— START Records for this exercise —

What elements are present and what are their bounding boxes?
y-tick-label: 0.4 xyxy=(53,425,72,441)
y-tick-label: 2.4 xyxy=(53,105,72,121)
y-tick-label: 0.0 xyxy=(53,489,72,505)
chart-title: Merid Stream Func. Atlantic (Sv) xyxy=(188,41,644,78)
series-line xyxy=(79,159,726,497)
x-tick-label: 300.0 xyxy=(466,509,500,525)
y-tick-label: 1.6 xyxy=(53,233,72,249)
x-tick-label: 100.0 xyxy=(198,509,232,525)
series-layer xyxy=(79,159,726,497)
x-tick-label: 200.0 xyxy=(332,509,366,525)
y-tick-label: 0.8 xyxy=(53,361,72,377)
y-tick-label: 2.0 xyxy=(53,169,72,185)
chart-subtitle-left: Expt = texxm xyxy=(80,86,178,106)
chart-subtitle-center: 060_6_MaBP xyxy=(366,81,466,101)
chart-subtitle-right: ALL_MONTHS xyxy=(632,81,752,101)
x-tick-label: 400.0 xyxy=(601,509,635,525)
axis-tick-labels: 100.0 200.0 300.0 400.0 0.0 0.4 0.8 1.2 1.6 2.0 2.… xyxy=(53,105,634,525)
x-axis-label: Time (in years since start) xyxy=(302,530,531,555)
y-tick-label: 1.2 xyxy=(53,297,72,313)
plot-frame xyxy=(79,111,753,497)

— END Records for this exercise —

§ **Given task**
Rewrite the data above with "ALL_MONTHS" changed to "ANNUAL_MEAN", leaving everything else as it is.

§ **Finished task**
What elements are present and what are their bounding boxes?
y-tick-label: 0.4 xyxy=(53,425,72,441)
y-tick-label: 2.4 xyxy=(53,105,72,121)
y-tick-label: 0.0 xyxy=(53,489,72,505)
chart-title: Merid Stream Func. Atlantic (Sv) xyxy=(188,41,644,78)
series-line xyxy=(79,159,726,497)
x-tick-label: 300.0 xyxy=(466,509,500,525)
y-tick-label: 1.6 xyxy=(53,233,72,249)
x-tick-label: 100.0 xyxy=(198,509,232,525)
series-layer xyxy=(79,159,726,497)
x-tick-label: 200.0 xyxy=(332,509,366,525)
y-tick-label: 0.8 xyxy=(53,361,72,377)
y-tick-label: 2.0 xyxy=(53,169,72,185)
chart-subtitle-left: Expt = texxm xyxy=(80,86,178,106)
chart-subtitle-center: 060_6_MaBP xyxy=(366,81,466,101)
chart-subtitle-right: ANNUAL_MEAN xyxy=(632,81,752,101)
x-tick-label: 400.0 xyxy=(601,509,635,525)
axis-tick-labels: 100.0 200.0 300.0 400.0 0.0 0.4 0.8 1.2 1.6 2.0 2.… xyxy=(53,105,634,525)
x-axis-label: Time (in years since start) xyxy=(302,530,531,555)
y-tick-label: 1.2 xyxy=(53,297,72,313)
plot-frame xyxy=(79,111,753,497)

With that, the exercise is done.